Extract each line bearing the word "this".
:::
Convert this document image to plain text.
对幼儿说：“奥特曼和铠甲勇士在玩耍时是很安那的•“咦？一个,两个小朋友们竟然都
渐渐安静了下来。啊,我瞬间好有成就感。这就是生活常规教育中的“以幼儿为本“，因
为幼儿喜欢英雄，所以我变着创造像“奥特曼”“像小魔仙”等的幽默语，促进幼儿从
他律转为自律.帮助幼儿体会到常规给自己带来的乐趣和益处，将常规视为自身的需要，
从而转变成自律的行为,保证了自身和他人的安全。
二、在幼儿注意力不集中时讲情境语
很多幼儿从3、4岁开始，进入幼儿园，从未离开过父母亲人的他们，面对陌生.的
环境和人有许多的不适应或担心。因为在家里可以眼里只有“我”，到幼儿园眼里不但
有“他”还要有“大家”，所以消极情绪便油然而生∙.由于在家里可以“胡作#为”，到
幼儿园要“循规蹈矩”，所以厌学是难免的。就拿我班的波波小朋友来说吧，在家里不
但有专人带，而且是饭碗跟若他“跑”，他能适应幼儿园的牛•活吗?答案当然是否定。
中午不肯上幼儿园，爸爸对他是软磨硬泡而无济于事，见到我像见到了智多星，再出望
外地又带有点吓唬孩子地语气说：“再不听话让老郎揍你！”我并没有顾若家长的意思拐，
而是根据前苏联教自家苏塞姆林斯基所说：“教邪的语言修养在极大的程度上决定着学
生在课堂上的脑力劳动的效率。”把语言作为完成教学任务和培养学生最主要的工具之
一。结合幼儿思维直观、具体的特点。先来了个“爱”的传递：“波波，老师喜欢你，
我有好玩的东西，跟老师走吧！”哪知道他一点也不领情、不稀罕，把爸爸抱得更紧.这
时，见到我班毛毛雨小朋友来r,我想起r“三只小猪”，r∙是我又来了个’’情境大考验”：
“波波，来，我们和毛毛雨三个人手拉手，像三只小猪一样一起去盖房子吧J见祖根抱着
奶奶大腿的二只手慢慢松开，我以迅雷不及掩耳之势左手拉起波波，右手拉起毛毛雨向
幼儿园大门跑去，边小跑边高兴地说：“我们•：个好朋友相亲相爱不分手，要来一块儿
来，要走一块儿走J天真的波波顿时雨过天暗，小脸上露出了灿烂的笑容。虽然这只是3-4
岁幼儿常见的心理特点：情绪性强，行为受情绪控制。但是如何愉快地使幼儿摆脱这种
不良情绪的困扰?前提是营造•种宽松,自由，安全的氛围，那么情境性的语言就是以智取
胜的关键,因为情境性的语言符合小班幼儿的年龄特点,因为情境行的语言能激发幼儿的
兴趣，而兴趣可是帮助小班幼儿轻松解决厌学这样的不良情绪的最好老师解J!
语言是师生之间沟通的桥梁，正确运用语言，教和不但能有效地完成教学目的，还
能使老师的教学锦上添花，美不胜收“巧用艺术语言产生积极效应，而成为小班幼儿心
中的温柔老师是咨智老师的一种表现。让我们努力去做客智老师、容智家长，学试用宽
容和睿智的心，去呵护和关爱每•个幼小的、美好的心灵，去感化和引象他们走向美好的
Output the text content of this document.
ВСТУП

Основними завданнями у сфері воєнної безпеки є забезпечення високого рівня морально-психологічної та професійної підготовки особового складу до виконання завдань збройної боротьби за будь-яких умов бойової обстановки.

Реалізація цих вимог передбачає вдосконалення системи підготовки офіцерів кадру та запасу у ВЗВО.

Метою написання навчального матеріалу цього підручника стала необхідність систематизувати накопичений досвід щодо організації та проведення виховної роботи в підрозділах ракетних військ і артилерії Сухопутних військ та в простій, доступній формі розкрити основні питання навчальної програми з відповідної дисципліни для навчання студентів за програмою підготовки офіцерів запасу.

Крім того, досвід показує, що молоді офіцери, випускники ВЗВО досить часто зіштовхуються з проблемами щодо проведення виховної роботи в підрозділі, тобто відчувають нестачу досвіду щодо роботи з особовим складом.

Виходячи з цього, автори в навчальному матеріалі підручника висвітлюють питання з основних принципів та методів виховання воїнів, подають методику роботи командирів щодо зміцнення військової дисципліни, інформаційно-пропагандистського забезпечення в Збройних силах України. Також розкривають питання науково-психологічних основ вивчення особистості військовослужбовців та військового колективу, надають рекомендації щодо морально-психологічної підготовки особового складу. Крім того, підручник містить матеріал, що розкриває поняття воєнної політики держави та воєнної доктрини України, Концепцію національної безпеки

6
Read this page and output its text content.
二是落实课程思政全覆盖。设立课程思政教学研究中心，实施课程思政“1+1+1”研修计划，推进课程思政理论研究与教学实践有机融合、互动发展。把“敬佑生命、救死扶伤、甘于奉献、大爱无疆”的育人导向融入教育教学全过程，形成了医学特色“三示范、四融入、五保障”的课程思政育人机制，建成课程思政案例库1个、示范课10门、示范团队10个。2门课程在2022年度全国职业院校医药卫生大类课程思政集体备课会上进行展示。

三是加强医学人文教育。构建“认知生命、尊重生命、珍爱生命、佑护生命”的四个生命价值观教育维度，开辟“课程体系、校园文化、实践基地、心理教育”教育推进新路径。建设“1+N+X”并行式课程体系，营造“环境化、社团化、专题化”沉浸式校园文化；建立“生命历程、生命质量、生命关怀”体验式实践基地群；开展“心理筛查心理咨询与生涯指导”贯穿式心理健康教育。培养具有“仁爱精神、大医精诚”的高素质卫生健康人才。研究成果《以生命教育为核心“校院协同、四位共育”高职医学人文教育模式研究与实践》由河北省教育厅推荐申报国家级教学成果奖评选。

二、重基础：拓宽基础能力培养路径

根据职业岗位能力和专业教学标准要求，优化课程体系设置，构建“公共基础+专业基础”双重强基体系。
:::
**Completed exercise:**
Convert this document image to plain text.
Output the text content of this document.
Read this page and output its text content.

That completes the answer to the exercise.